_RECORDS FOR PROCESSING_
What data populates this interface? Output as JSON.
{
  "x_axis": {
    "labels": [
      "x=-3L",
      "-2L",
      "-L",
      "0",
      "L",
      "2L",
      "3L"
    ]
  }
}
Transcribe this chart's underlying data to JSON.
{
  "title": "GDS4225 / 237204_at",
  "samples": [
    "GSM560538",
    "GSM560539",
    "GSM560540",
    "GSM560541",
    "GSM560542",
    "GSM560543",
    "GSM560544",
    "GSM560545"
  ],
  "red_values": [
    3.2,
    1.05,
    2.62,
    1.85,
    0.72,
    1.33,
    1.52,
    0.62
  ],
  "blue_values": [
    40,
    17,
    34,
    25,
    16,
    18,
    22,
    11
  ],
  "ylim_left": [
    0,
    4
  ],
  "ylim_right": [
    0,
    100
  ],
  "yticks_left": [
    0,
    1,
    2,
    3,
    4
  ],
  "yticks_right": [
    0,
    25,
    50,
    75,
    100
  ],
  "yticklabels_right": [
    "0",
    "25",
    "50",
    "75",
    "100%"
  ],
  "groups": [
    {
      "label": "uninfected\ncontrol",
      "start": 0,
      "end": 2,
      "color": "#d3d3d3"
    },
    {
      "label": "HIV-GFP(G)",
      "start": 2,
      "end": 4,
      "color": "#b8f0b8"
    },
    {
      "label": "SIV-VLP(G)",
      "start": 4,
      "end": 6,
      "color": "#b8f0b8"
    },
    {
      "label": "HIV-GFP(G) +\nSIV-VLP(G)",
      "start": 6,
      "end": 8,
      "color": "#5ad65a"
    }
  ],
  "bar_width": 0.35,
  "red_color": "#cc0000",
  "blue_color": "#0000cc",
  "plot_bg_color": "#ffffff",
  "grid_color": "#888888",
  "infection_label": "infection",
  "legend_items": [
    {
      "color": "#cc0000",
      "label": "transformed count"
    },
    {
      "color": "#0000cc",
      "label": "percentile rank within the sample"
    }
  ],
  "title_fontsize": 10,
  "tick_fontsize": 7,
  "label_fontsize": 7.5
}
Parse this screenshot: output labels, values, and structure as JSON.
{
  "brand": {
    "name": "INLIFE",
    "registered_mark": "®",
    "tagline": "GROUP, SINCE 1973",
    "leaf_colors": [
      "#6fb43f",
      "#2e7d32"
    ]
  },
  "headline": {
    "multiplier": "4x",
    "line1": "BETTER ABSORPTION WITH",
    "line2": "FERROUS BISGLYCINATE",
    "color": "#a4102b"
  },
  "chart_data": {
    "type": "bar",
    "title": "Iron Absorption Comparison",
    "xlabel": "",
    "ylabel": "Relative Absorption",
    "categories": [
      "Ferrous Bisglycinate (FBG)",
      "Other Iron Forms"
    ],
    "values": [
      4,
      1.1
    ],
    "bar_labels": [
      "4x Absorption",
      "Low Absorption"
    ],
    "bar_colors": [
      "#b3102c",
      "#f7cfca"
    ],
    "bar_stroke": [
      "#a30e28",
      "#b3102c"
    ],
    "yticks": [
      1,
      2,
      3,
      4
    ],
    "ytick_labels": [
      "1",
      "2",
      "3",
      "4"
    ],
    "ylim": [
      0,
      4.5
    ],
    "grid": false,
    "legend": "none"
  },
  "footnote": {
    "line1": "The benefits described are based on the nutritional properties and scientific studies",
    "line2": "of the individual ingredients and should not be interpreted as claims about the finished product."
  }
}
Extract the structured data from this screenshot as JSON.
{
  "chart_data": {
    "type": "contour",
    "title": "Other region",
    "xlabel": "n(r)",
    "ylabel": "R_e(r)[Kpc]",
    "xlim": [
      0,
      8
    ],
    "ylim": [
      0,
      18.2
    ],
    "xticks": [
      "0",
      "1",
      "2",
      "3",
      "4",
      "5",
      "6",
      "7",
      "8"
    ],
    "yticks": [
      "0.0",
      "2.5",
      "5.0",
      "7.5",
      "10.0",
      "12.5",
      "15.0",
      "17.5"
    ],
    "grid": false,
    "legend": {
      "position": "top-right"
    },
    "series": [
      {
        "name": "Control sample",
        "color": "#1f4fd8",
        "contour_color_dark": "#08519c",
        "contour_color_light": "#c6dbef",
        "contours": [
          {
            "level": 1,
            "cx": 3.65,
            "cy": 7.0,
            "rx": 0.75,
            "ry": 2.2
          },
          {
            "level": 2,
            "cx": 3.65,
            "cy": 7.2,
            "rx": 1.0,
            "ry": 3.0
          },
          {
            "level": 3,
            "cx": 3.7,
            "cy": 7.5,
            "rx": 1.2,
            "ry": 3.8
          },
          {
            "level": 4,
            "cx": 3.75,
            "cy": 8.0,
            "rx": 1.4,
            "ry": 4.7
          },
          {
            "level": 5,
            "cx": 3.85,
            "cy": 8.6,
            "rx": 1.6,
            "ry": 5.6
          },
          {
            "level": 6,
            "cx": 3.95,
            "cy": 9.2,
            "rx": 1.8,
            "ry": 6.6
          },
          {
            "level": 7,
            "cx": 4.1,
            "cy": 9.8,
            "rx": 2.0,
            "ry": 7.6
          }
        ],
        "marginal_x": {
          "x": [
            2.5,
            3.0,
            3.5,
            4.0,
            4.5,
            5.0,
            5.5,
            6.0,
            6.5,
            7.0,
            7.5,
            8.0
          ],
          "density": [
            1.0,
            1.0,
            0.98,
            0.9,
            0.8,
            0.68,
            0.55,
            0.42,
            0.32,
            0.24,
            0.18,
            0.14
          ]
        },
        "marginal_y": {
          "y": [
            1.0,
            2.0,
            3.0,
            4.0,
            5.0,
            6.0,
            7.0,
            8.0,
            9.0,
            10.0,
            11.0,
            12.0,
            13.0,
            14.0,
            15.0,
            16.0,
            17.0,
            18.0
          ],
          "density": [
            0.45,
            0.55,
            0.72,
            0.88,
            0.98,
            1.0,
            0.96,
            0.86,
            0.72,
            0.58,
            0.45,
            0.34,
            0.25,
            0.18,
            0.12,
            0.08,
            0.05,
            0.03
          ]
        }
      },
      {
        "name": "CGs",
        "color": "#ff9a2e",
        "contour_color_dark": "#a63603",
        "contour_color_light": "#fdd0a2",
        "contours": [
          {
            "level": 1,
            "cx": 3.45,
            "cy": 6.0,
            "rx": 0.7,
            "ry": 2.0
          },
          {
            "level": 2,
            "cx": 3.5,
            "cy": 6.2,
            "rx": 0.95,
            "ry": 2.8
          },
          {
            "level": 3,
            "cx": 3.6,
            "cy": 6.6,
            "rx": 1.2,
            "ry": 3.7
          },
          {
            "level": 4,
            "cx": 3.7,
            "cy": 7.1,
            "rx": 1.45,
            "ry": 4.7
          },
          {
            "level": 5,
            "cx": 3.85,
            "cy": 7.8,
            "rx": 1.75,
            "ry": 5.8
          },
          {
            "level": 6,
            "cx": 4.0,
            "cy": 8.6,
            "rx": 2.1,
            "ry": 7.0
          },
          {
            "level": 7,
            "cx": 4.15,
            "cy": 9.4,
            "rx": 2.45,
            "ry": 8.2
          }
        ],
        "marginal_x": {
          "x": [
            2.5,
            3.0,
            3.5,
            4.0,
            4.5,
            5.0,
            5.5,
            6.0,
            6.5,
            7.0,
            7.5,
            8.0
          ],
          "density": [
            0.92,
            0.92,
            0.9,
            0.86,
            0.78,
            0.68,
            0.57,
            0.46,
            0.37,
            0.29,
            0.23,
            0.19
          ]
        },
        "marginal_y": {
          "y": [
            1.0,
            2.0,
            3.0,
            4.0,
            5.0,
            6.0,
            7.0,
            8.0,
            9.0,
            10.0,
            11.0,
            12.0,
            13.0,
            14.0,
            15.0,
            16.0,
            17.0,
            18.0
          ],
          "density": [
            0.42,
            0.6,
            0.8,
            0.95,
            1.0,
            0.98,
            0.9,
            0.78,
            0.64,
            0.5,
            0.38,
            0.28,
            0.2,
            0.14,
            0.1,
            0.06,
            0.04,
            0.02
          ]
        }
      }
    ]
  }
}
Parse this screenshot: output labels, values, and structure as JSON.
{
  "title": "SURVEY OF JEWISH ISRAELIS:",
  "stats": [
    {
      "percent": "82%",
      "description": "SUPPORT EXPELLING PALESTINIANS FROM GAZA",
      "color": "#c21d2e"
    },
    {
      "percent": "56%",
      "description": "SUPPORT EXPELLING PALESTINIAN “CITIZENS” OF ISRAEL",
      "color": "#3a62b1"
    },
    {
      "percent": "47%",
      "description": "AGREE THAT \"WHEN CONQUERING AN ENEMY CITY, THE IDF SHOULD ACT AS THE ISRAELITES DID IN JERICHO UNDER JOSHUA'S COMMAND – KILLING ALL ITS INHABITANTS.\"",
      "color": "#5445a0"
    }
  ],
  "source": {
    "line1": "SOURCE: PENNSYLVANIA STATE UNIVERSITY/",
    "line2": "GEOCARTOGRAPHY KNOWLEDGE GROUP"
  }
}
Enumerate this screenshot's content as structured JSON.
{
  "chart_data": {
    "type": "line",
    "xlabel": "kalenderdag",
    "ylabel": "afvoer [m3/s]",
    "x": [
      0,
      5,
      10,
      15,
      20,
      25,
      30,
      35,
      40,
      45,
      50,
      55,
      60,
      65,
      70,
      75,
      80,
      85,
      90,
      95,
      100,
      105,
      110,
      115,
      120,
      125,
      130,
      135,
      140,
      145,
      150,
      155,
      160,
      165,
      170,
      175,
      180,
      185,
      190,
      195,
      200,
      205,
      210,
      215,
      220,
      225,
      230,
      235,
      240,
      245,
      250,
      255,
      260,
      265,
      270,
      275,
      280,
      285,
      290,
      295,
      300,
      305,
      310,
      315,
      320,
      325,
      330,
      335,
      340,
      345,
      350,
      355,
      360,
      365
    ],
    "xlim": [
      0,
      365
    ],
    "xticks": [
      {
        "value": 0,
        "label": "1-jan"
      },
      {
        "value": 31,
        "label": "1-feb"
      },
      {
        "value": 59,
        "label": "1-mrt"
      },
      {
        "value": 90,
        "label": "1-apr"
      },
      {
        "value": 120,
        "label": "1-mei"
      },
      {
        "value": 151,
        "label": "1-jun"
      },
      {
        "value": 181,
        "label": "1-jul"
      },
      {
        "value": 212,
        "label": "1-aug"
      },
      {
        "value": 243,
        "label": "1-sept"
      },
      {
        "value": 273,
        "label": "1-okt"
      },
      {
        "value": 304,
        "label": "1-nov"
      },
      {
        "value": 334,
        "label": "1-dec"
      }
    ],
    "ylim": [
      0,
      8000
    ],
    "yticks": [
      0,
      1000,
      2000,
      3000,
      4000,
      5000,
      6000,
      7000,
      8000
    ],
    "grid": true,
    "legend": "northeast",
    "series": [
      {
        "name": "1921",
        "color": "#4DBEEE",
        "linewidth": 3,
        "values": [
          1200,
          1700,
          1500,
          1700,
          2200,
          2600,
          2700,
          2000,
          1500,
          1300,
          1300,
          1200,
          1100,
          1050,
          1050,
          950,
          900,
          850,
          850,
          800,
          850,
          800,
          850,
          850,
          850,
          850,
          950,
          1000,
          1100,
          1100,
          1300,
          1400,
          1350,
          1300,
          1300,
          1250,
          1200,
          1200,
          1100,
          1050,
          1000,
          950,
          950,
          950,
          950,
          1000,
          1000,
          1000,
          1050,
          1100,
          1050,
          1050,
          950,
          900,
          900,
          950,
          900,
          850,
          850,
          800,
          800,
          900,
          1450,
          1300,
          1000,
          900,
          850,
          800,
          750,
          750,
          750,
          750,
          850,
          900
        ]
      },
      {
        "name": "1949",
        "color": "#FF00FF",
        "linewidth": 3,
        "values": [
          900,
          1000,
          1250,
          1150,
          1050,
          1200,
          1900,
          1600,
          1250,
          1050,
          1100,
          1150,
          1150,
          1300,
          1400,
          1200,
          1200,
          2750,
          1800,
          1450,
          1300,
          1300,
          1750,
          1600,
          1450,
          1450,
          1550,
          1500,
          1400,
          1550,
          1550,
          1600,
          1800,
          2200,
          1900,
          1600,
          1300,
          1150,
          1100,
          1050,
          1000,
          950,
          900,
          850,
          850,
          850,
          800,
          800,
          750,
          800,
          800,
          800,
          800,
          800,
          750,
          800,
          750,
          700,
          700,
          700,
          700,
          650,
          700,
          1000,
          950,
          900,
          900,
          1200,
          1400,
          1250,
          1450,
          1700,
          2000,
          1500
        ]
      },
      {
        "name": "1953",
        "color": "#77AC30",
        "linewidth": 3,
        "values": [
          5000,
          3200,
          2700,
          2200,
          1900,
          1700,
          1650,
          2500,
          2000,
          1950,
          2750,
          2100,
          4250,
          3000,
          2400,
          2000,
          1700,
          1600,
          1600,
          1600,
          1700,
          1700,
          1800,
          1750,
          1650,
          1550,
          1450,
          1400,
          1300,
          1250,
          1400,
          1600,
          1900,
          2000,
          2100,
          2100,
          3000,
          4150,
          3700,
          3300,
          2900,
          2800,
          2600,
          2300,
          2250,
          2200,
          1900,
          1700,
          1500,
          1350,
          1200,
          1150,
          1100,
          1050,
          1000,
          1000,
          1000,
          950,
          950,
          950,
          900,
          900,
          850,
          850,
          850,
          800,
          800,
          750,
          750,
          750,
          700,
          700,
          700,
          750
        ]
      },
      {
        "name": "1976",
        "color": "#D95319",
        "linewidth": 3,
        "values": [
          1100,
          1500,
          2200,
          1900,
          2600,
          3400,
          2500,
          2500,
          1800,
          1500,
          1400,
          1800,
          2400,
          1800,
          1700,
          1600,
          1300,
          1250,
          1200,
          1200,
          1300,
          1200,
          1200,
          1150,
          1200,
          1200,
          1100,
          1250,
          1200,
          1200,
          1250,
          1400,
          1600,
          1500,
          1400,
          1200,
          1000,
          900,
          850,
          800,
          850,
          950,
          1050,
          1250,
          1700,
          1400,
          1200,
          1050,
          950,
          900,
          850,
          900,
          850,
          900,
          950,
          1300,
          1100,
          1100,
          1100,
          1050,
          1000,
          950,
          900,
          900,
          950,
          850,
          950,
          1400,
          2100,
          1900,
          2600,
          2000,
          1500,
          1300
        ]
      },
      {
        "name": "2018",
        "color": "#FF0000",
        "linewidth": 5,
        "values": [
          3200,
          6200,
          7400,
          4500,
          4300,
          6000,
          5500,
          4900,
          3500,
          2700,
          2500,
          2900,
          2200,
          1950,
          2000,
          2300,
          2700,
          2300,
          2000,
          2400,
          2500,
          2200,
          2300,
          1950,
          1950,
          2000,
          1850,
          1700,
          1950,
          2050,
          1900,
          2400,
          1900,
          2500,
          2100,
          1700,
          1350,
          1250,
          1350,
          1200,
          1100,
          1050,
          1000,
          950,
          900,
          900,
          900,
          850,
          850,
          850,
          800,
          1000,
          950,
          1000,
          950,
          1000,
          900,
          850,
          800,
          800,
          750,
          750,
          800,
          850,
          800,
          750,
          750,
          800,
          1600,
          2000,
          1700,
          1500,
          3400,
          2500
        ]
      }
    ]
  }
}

_SET PROBLEM_
Report every line in the data above in which the word "xlabel" appears.

_WRITTEN RESPONSE_
    "xlabel": "",
    "xlabel": "n(r)",
    "xlabel": "kalenderdag",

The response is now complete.